§ Written instruction
All records are to be retyped faithfully and completely.

§ Rows

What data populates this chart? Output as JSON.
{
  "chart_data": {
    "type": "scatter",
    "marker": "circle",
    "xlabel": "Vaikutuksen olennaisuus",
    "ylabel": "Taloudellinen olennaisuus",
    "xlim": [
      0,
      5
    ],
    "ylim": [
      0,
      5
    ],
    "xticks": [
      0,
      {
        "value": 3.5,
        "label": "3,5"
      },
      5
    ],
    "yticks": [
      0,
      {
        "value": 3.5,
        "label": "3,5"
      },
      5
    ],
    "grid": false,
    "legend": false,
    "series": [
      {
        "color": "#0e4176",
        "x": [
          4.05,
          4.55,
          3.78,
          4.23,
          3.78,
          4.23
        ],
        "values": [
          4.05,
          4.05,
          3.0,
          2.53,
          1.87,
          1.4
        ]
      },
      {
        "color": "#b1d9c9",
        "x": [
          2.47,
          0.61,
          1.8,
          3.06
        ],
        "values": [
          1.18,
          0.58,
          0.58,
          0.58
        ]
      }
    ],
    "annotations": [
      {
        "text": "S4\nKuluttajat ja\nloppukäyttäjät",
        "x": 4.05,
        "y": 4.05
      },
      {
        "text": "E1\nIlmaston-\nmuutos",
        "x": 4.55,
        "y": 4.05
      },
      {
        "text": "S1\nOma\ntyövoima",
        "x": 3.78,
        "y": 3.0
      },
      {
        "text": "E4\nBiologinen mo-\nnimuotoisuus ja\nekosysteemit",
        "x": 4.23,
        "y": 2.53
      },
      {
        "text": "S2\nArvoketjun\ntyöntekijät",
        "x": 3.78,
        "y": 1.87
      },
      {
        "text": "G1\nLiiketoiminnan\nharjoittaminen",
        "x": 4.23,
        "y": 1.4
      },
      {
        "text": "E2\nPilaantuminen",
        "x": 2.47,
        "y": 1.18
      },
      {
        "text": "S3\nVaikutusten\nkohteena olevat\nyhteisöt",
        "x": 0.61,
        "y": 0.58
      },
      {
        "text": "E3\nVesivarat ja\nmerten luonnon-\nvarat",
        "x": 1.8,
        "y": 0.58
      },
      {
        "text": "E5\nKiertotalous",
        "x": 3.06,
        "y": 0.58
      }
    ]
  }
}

§ Finished task
What data populates this chart? Output as JSON.
{
  "chart_data": {
    "type": "scatter",
    "marker": "circle",
    "xlabel": "Vaikutuksen olennaisuus",
    "ylabel": "Taloudellinen olennaisuus",
    "xlim": [
      0,
      5
    ],
    "ylim": [
      0,
      5
    ],
    "xticks": [
      0,
      {
        "value": 3.5,
        "label": "3,5"
      },
      5
    ],
    "yticks": [
      0,
      {
        "value": 3.5,
        "label": "3,5"
      },
      5
    ],
    "grid": false,
    "legend": false,
    "series": [
      {
        "color": "#0e4176",
        "x": [
          4.05,
          4.55,
          3.78,
          4.23,
          3.78,
          4.23
        ],
        "values": [
          4.05,
          4.05,
          3.0,
          2.53,
          1.87,
          1.4
        ]
      },
      {
        "color": "#b1d9c9",
        "x": [
          2.47,
          0.61,
          1.8,
          3.06
        ],
        "values": [
          1.18,
          0.58,
          0.58,
          0.58
        ]
      }
    ],
    "annotations": [
      {
        "text": "S4\nKuluttajat ja\nloppukäyttäjät",
        "x": 4.05,
        "y": 4.05
      },
      {
        "text": "E1\nIlmaston-\nmuutos",
        "x": 4.55,
        "y": 4.05
      },
      {
        "text": "S1\nOma\ntyövoima",
        "x": 3.78,
        "y": 3.0
      },
      {
        "text": "E4\nBiologinen mo-\nnimuotoisuus ja\nekosysteemit",
        "x": 4.23,
        "y": 2.53
      },
      {
        "text": "S2\nArvoketjun\ntyöntekijät",
        "x": 3.78,
        "y": 1.87
      },
      {
        "text": "G1\nLiiketoiminnan\nharjoittaminen",
        "x": 4.23,
        "y": 1.4
      },
      {
        "text": "E2\nPilaantuminen",
        "x": 2.47,
        "y": 1.18
      },
      {
        "text": "S3\nVaikutusten\nkohteena olevat\nyhteisöt",
        "x": 0.61,
        "y": 0.58
      },
      {
        "text": "E3\nVesivarat ja\nmerten luonnon-\nvarat",
        "x": 1.8,
        "y": 0.58
      },
      {
        "text": "E5\nKiertotalous",
        "x": 3.06,
        "y": 0.58
      }
    ]
  }
}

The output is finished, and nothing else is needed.